▸ Work to do: Search the records below for the word "Leader" and show every line where it occurs.

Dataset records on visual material
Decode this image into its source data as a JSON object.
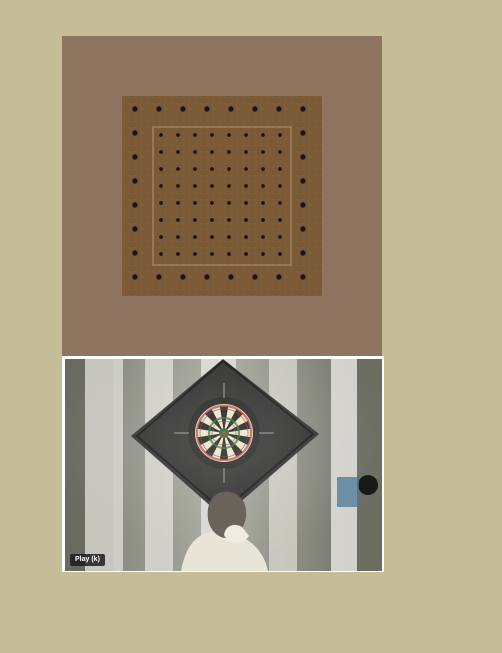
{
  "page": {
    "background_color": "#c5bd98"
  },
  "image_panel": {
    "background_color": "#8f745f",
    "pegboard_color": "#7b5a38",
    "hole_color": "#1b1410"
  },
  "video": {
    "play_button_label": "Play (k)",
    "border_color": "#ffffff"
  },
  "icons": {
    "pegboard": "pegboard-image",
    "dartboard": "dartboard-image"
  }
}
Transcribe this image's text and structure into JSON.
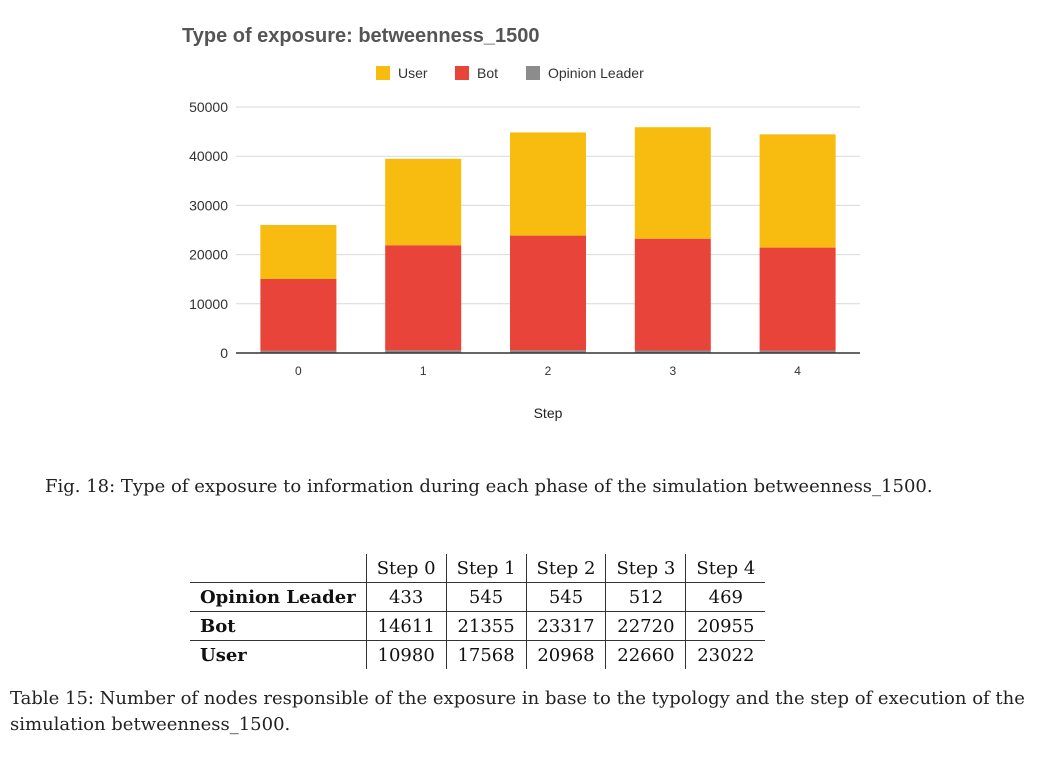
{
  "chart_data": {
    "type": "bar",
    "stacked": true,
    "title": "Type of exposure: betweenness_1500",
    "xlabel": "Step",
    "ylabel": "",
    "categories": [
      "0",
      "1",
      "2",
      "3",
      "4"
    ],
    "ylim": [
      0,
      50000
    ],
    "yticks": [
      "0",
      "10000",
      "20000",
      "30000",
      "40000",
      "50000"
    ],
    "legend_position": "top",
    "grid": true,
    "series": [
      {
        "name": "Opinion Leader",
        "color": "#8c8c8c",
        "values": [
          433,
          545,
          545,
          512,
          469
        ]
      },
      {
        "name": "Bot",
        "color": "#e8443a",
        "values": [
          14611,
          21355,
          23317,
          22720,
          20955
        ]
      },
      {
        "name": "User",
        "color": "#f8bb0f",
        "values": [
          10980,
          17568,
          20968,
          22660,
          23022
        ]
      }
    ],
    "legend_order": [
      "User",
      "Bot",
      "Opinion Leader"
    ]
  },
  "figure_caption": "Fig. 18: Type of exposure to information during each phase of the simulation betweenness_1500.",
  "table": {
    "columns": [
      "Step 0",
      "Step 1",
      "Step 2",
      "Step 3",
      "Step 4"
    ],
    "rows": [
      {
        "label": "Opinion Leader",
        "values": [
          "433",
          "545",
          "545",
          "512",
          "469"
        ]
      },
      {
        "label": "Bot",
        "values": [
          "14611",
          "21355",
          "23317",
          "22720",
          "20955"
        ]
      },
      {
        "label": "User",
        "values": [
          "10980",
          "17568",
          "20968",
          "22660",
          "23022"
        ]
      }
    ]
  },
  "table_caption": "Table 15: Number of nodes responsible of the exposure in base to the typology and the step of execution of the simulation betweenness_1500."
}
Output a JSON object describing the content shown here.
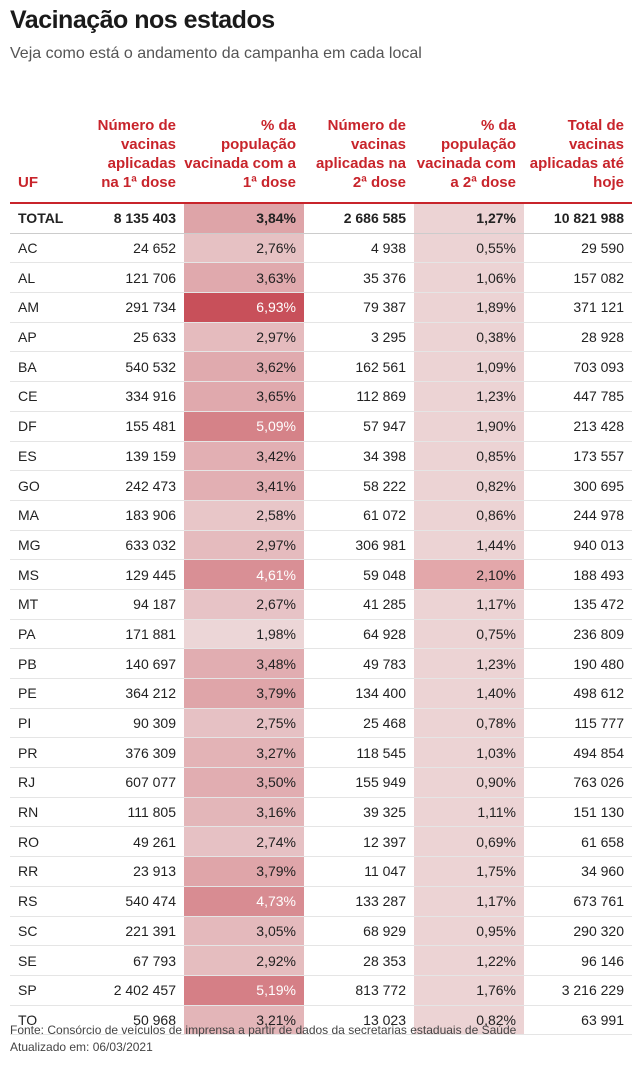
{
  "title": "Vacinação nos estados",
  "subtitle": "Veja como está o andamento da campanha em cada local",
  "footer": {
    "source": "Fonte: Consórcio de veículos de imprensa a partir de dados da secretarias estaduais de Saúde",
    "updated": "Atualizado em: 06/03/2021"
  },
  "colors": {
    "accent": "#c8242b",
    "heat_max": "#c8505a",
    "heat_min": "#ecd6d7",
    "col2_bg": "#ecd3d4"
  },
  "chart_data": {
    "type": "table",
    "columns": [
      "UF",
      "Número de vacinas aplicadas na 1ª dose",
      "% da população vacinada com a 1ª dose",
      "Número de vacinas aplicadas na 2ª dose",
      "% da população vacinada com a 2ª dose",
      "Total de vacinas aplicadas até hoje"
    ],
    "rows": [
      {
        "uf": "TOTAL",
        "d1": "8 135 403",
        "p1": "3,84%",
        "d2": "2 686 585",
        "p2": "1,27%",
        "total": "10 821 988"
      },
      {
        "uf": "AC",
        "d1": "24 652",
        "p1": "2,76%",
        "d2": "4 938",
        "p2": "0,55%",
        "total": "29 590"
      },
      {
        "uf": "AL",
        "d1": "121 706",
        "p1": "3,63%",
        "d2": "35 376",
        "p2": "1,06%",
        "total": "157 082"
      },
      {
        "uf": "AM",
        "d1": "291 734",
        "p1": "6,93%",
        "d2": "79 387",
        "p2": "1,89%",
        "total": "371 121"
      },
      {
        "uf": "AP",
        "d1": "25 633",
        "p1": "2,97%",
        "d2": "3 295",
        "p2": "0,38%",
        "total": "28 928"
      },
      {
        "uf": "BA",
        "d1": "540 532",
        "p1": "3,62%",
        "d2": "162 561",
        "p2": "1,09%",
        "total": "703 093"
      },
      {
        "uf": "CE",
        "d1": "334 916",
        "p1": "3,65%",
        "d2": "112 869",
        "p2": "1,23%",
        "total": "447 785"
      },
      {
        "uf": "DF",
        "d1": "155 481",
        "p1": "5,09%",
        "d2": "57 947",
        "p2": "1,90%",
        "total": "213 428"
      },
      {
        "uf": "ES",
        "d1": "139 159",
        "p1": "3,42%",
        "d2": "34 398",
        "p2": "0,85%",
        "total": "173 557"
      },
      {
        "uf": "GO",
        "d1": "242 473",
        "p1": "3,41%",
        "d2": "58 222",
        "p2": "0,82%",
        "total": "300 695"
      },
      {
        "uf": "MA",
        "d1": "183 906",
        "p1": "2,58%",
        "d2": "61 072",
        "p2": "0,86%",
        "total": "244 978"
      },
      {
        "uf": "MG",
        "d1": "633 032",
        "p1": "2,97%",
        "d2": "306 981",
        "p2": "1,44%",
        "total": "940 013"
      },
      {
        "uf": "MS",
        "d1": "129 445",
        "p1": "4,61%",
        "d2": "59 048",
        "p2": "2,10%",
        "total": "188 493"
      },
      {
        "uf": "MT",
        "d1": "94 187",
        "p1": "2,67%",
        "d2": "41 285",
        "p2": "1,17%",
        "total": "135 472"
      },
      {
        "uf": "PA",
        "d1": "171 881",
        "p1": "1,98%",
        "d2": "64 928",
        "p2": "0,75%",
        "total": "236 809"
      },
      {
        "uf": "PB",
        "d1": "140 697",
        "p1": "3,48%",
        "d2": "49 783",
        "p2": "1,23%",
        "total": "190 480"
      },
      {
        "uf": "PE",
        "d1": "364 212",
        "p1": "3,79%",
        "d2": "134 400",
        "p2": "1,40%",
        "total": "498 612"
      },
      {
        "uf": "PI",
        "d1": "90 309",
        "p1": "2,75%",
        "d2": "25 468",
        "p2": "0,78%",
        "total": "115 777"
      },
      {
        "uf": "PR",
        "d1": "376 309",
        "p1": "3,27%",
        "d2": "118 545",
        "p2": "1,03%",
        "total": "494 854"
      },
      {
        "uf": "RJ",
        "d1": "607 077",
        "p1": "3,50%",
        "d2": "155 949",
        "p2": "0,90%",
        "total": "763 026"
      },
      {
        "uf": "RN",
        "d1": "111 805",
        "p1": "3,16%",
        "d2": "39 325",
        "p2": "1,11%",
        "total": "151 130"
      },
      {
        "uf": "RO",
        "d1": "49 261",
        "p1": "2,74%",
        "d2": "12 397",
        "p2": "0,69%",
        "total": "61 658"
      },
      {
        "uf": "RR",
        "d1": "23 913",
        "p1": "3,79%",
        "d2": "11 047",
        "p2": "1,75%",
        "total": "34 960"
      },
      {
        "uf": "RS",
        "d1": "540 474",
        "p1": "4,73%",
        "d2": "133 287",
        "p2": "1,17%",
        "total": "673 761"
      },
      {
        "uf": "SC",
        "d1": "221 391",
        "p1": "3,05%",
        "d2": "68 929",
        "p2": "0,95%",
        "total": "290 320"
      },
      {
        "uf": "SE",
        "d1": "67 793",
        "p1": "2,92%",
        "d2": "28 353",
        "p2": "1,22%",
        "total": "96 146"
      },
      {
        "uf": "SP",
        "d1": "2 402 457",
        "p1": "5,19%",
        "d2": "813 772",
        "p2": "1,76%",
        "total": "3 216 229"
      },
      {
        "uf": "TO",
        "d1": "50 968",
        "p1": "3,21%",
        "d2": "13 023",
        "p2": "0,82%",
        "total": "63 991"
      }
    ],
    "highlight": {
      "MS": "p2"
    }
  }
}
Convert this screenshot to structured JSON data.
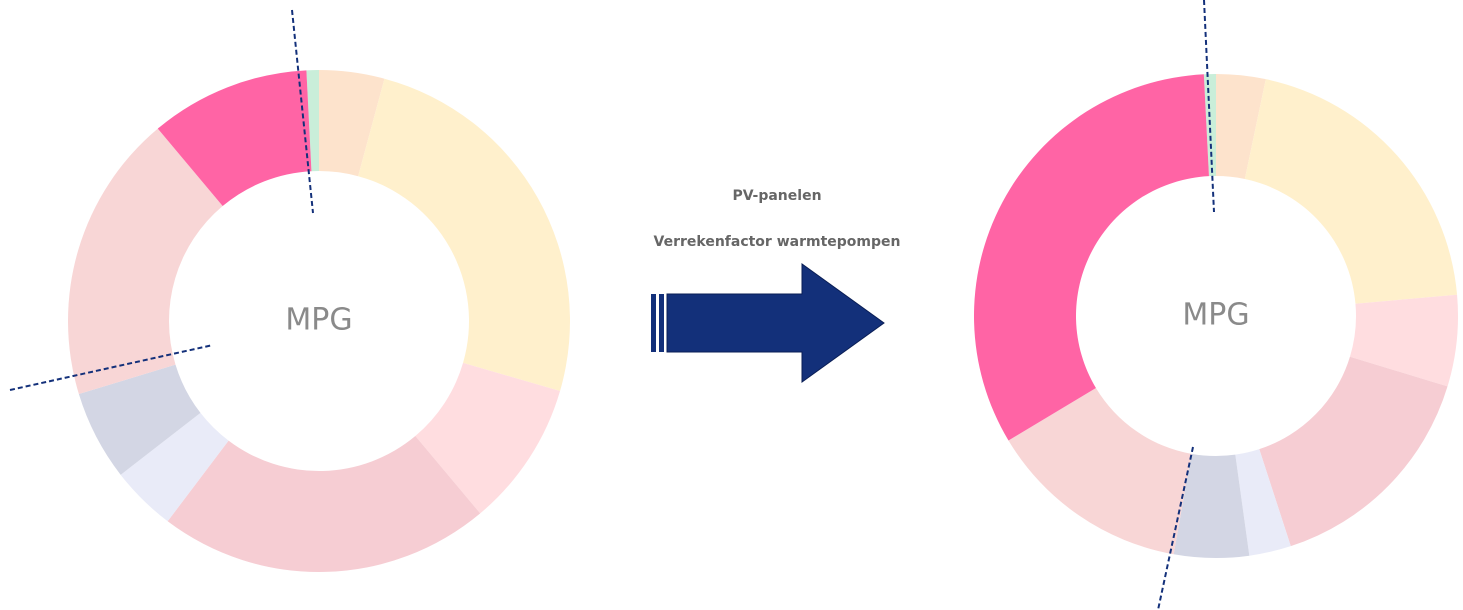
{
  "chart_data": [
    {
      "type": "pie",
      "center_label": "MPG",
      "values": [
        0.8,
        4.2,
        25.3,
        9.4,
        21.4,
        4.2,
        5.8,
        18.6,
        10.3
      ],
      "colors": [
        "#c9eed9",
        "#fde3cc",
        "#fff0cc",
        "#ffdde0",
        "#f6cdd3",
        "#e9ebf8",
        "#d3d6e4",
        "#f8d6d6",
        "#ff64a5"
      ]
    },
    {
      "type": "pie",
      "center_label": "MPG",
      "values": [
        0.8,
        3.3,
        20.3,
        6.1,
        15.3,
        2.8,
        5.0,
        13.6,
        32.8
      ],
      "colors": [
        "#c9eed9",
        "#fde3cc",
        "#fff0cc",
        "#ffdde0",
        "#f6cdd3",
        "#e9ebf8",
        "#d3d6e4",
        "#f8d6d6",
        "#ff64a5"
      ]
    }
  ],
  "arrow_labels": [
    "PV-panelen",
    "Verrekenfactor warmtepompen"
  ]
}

▸ Finished exercise:
        "name": "Opinion Leader",
      "Opinion Leader"
        "label": "Opinion Leader",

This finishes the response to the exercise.